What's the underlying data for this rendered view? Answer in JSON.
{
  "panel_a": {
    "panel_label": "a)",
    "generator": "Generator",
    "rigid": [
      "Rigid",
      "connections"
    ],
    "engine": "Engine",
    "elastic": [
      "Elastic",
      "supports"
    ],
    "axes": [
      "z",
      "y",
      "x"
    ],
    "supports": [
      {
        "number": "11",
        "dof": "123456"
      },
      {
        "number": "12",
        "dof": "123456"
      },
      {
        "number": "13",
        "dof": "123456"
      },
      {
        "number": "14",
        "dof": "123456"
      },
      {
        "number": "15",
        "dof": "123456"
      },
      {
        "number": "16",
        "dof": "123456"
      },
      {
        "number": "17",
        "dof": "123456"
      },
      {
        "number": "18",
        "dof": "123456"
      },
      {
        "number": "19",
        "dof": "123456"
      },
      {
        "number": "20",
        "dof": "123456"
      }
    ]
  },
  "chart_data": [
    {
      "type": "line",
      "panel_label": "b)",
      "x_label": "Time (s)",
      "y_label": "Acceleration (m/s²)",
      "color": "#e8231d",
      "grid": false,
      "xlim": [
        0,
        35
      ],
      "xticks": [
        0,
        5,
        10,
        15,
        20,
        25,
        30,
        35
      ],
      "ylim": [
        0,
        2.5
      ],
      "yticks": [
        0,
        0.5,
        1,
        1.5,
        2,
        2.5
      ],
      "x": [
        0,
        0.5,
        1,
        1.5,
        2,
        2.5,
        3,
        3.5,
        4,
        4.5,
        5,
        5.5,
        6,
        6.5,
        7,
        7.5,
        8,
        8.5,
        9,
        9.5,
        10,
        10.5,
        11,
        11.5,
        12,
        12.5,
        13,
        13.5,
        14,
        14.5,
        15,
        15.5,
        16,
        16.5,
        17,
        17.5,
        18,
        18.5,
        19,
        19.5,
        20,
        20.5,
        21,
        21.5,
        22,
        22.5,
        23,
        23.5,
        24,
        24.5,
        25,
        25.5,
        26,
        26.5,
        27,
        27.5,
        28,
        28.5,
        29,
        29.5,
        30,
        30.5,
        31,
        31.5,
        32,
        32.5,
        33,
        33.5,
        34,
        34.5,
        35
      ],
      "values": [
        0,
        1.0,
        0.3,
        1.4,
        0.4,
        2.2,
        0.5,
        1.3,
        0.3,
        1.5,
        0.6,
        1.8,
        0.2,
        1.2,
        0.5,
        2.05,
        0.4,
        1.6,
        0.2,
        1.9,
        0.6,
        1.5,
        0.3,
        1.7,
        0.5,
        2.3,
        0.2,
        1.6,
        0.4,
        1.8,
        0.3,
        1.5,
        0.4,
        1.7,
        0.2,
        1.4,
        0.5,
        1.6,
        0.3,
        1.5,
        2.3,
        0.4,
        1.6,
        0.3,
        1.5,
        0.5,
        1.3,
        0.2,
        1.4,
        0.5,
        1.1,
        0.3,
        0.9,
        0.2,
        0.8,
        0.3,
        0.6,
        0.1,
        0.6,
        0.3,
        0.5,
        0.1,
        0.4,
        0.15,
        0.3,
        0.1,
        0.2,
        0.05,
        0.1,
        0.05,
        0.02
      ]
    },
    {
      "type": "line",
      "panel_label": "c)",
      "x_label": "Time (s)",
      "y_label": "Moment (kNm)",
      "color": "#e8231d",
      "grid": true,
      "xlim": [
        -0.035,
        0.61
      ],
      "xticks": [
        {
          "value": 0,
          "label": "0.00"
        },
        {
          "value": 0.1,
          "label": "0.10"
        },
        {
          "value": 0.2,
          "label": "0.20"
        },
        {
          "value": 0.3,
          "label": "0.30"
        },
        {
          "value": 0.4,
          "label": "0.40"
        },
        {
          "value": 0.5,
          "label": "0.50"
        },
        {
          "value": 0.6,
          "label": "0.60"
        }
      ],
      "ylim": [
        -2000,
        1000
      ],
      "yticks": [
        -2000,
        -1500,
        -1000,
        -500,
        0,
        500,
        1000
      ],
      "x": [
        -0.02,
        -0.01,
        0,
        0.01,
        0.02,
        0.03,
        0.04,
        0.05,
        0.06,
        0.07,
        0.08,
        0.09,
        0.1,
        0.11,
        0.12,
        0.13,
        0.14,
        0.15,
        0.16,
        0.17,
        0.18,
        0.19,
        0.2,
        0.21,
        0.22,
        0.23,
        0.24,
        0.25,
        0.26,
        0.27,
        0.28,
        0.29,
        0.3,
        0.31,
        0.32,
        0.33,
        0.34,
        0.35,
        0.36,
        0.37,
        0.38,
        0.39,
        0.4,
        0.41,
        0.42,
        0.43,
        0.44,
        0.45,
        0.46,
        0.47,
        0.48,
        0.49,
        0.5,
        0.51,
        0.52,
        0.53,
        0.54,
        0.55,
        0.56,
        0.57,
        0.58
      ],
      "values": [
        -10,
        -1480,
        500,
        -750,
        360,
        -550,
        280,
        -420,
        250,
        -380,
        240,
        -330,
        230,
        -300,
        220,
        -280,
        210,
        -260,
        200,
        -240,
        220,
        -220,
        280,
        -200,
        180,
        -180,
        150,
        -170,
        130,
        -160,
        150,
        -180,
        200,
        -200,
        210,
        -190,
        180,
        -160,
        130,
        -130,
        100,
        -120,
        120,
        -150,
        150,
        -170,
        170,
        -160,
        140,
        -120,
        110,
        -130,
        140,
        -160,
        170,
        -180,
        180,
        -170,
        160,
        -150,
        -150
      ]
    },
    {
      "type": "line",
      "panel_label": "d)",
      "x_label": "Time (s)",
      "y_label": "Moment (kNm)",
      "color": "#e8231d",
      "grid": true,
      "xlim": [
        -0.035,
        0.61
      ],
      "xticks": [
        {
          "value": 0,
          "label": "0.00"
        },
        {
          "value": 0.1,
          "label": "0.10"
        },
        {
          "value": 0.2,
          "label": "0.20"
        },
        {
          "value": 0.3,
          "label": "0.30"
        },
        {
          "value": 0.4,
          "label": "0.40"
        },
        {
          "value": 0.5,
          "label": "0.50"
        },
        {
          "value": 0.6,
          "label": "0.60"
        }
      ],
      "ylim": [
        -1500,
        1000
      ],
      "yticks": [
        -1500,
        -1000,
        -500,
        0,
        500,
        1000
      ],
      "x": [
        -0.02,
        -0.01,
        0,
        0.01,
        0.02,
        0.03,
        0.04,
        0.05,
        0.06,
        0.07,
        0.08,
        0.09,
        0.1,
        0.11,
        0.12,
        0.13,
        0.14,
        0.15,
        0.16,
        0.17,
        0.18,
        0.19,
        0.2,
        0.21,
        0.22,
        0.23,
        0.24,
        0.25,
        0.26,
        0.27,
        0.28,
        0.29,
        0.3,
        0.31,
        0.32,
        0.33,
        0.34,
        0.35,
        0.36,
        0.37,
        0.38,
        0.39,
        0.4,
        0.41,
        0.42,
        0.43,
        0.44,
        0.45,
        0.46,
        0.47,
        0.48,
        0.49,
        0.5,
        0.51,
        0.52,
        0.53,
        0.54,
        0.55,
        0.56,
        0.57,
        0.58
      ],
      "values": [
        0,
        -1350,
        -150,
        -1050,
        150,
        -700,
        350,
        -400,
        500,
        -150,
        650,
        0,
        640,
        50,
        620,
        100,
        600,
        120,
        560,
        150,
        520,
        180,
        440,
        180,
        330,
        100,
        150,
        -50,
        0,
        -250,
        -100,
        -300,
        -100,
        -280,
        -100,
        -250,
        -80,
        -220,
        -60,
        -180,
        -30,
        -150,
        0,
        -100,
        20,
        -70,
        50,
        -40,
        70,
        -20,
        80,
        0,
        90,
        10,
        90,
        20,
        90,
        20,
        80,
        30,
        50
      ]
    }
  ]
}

- _GOAL_:
Which lines of the data include "number"? Copy each of them.

- _EXERCISE OUTPUT_:
        "number": "11",
        "number": "12",
        "number": "13",
        "number": "14",
        "number": "15",
        "number": "16",
        "number": "17",
        "number": "18",
        "number": "19",
        "number": "20",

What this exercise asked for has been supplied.